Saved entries
• • • •

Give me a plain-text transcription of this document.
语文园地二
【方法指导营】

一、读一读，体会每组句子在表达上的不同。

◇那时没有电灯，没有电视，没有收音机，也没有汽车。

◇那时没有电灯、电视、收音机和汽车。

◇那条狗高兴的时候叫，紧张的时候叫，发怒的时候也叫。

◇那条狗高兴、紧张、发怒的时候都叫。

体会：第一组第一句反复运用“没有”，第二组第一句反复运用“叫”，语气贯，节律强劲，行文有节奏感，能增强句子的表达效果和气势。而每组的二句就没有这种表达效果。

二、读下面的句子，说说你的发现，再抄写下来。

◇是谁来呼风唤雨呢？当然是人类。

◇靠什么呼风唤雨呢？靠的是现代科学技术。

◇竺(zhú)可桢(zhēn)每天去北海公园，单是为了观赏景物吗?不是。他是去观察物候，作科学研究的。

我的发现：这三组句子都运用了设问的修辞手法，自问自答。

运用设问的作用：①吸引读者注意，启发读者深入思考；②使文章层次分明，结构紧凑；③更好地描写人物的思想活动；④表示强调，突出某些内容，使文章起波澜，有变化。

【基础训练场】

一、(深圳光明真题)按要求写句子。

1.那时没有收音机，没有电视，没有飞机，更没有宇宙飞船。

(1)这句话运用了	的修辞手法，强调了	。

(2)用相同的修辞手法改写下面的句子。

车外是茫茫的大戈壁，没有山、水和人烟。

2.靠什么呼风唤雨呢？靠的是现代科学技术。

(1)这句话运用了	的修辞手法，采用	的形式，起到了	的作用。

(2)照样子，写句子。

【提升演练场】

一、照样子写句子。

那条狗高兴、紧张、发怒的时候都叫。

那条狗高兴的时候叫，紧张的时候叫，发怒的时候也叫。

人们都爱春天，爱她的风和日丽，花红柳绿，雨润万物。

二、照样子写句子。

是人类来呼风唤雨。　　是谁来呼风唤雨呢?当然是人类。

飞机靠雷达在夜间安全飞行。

• • • •

**Aim:**
Check each line of the entries for the string "靠的是现代科学技术". Copy the lines that have it.

**Answer to the problem:**
◇靠什么呼风唤雨呢？靠的是现代科学技术。
2.靠什么呼风唤雨呢？靠的是现代科学技术。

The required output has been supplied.